Working data:
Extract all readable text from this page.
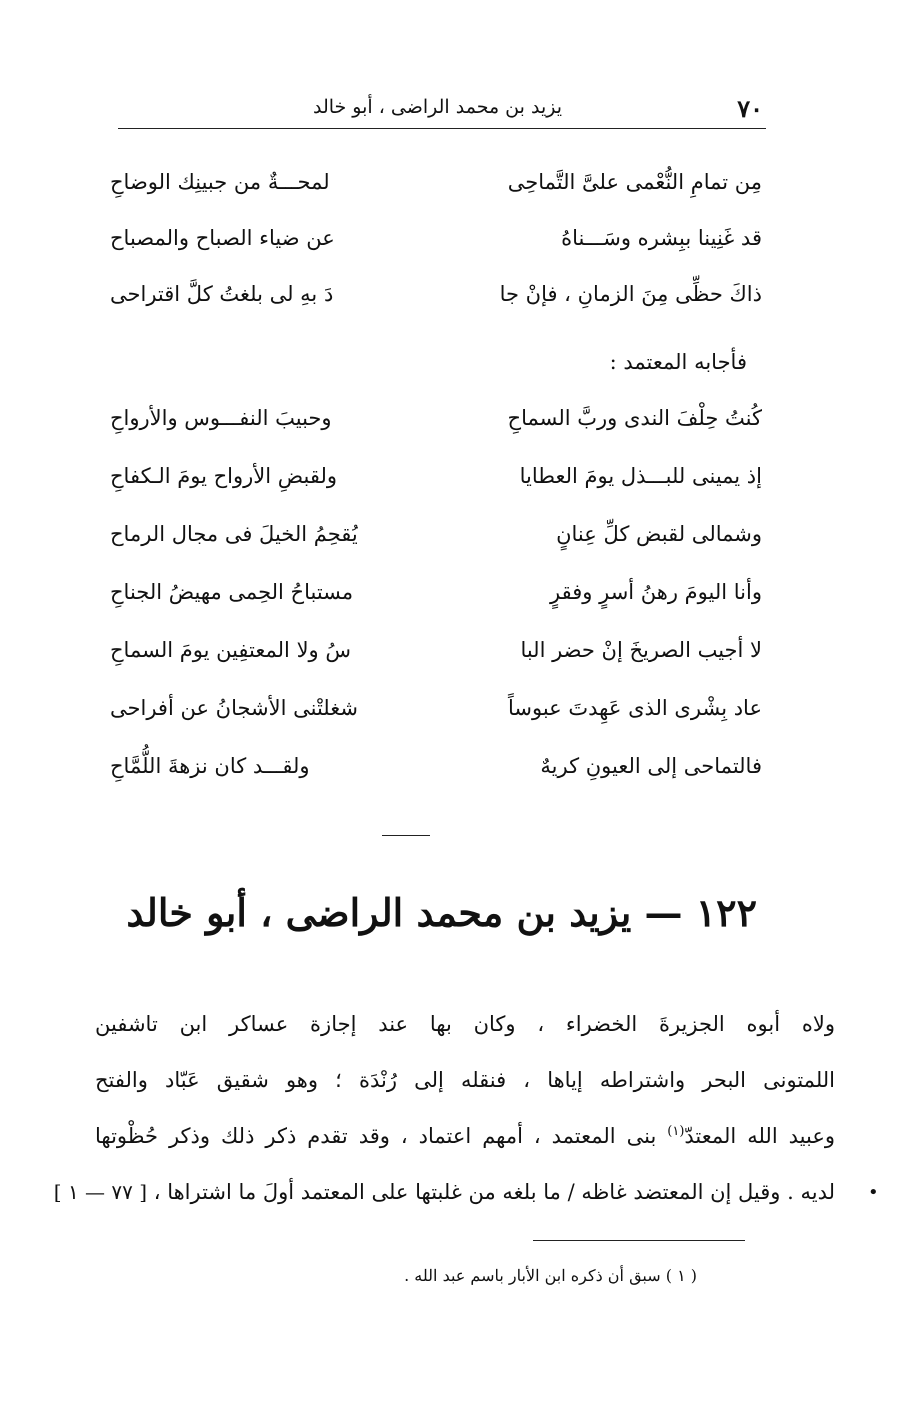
٧٠
يزيد بن محمد الراضى ، أبو خالد
مِن تمامِ النُّعْمى علىَّ التَّماحِى
لمحـــةٌ من جبينِك الوضاحِ
قد غَنِينا ببِشره وسَـــناهُ
عن ضياء الصباح والمصباح
ذاكَ حظِّى مِنَ الزمانِ ، فإنْ جا
دَ بهِ لى بلغتُ كلَّ اقتراحى
فأجابه المعتمد :
كُنتُ حِلْفَ الندى وربَّ السماحِ
وحبيبَ النفـــوس والأرواحِ
إذ يمينى للبـــذل يومَ العطايا
ولقبضِ الأرواح يومَ الـكفاحِ
وشمالى لقبض كلِّ عِنانٍ
يُقحِمُ الخيلَ فى مجال الرماح
وأنا اليومَ رهنُ أسرٍ وفقرٍ
مستباحُ الحِمى مهيضُ الجناحِ
لا أجيب الصريخَ إنْ حضر البا
سُ ولا المعتفِين يومَ السماحِ
عاد بِشْرى الذى عَهِدتَ عبوساً
شغلتْنى الأشجانُ عن أفراحى
فالتماحى إلى العيونِ كريهٌ
ولقـــد كان نزهةَ اللُّمَّاحِ
١٢٢ — يزيد بن محمد الراضى ، أبو خالد
ولاه أبوه الجزيرةَ الخضراء ، وكان بها عند إجازة عساكر ابن تاشفين
اللمتونى البحر واشتراطه إياها ، فنقله إلى رُنْدَة ؛ وهو شقيق عَبّاد والفتح
وعبيد الله المعتدّ$^{(١)}$ بنى المعتمد ، أمهم اعتماد ، وقد تقدم ذكر ذلك وذكر حُظْوتها
لديه . وقيل إن المعتضد غاظه / ما بلغه من غلبتها على المعتمد أولَ ما اشتراها ، [ ٧٧ — ١ ]	•
( ١ ) سبق أن ذكره ابن الأبار باسم عبد الله .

What to do:
Look through the entries above; copy each line where the string "الله" appears.

Answer below:
وعبيد الله المعتدّ$^{(١)}$ بنى المعتمد ، أمهم اعتماد ، وقد تقدم ذكر ذلك وذكر حُظْوتها
( ١ ) سبق أن ذكره ابن الأبار باسم عبد الله .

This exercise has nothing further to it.